■ **Data records**:
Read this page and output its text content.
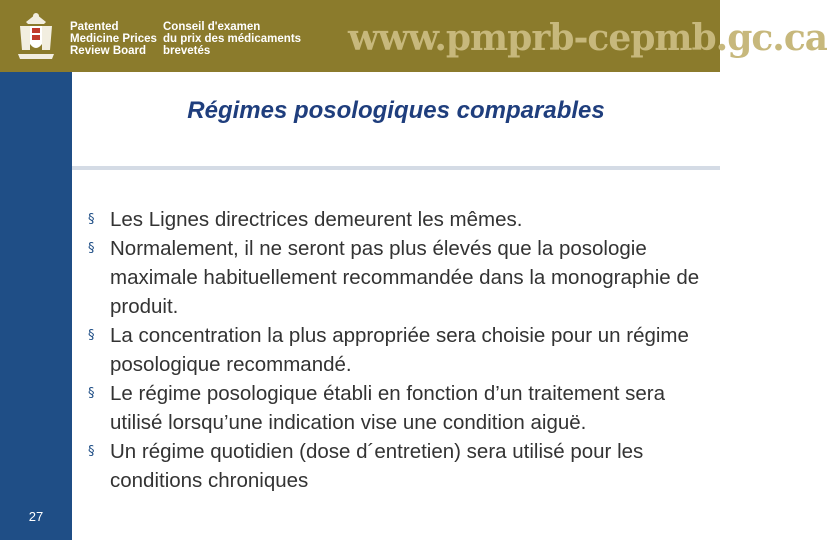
Patented
Medicine Prices
Review Board
Conseil d'examen
du prix des médicaments
brevetés	www.pmprb-cepmb.gc.ca
27
Régimes posologiques comparables
§ Les Lignes directrices demeurent les mêmes.
§ Normalement, il ne seront pas plus élevés que la posologie maximale habituellement recommandée dans la monographie de produit.
§ La concentration la plus appropriée sera choisie pour un régime posologique recommandé.
§ Le régime posologique établi en fonction d’un traitement sera utilisé lorsqu’une indication vise une condition aiguë.
§ Un régime quotidien (dose d´entretien) sera utilisé pour les conditions chroniques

■ **Task statement**:
Repeat all of the data above word for word, minus the pictures.

■ **Exercise answer**:
Read this page and output its text content.
Patented
Medicine Prices
Review Board
Conseil d'examen
du prix des médicaments
brevetés	www.pmprb-cepmb.gc.ca
27
Régimes posologiques comparables
§ Les Lignes directrices demeurent les mêmes.
§ Normalement, il ne seront pas plus élevés que la posologie maximale habituellement recommandée dans la monographie de produit.
§ La concentration la plus appropriée sera choisie pour un régime posologique recommandé.
§ Le régime posologique établi en fonction d’un traitement sera utilisé lorsqu’une indication vise une condition aiguë.
§ Un régime quotidien (dose d´entretien) sera utilisé pour les conditions chroniques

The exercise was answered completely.